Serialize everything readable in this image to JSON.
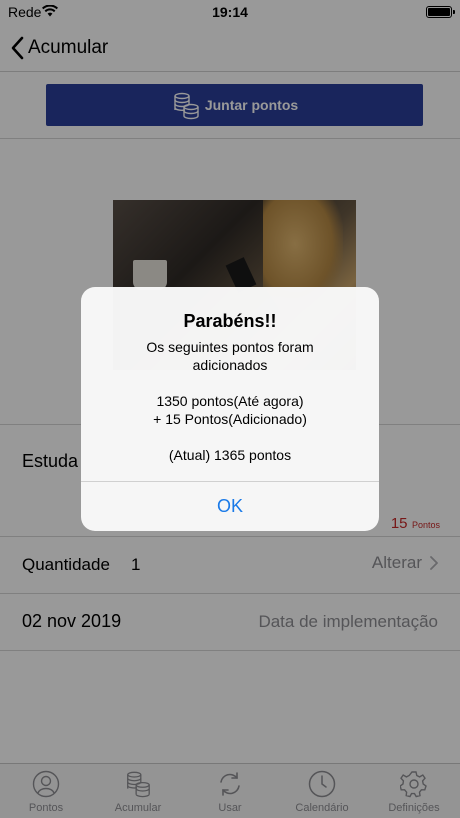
{
  "status_bar": {
    "carrier": "Rede",
    "time": "19:14"
  },
  "nav": {
    "back_label": "Acumular"
  },
  "join_button": {
    "label": "Juntar pontos"
  },
  "item": {
    "name": "Estuda",
    "points_value": "15",
    "points_unit": "Pontos"
  },
  "quantity": {
    "label": "Quantidade",
    "value": "1",
    "action": "Alterar"
  },
  "date_row": {
    "date": "02 nov 2019",
    "label": "Data de implementação"
  },
  "tabs": [
    {
      "label": "Pontos",
      "icon": "person-circle-icon"
    },
    {
      "label": "Acumular",
      "icon": "coins-icon"
    },
    {
      "label": "Usar",
      "icon": "refresh-icon"
    },
    {
      "label": "Calendário",
      "icon": "clock-icon"
    },
    {
      "label": "Definições",
      "icon": "gear-icon"
    }
  ],
  "alert": {
    "title": "Parabéns!!",
    "line1": "Os seguintes pontos foram",
    "line2": "adicionados",
    "line3": "1350 pontos(Até agora)",
    "line4": "+ 15 Pontos(Adicionado)",
    "line5": "(Atual) 1365 pontos",
    "ok_label": "OK"
  },
  "colors": {
    "button_bg": "#2b3f99",
    "points_red": "#c62828",
    "link_blue": "#1a7ae8",
    "secondary_gray": "#8e8e93"
  }
}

========================================

**Problem to solve**.
Give back each entry exactly as it appears, with no pictures.

**Correct result**.
Serialize everything readable in this image to JSON.
{
  "status_bar": {
    "carrier": "Rede",
    "time": "19:14"
  },
  "nav": {
    "back_label": "Acumular"
  },
  "join_button": {
    "label": "Juntar pontos"
  },
  "item": {
    "name": "Estuda",
    "points_value": "15",
    "points_unit": "Pontos"
  },
  "quantity": {
    "label": "Quantidade",
    "value": "1",
    "action": "Alterar"
  },
  "date_row": {
    "date": "02 nov 2019",
    "label": "Data de implementação"
  },
  "tabs": [
    {
      "label": "Pontos",
      "icon": "person-circle-icon"
    },
    {
      "label": "Acumular",
      "icon": "coins-icon"
    },
    {
      "label": "Usar",
      "icon": "refresh-icon"
    },
    {
      "label": "Calendário",
      "icon": "clock-icon"
    },
    {
      "label": "Definições",
      "icon": "gear-icon"
    }
  ],
  "alert": {
    "title": "Parabéns!!",
    "line1": "Os seguintes pontos foram",
    "line2": "adicionados",
    "line3": "1350 pontos(Até agora)",
    "line4": "+ 15 Pontos(Adicionado)",
    "line5": "(Atual) 1365 pontos",
    "ok_label": "OK"
  },
  "colors": {
    "button_bg": "#2b3f99",
    "points_red": "#c62828",
    "link_blue": "#1a7ae8",
    "secondary_gray": "#8e8e93"
  }
}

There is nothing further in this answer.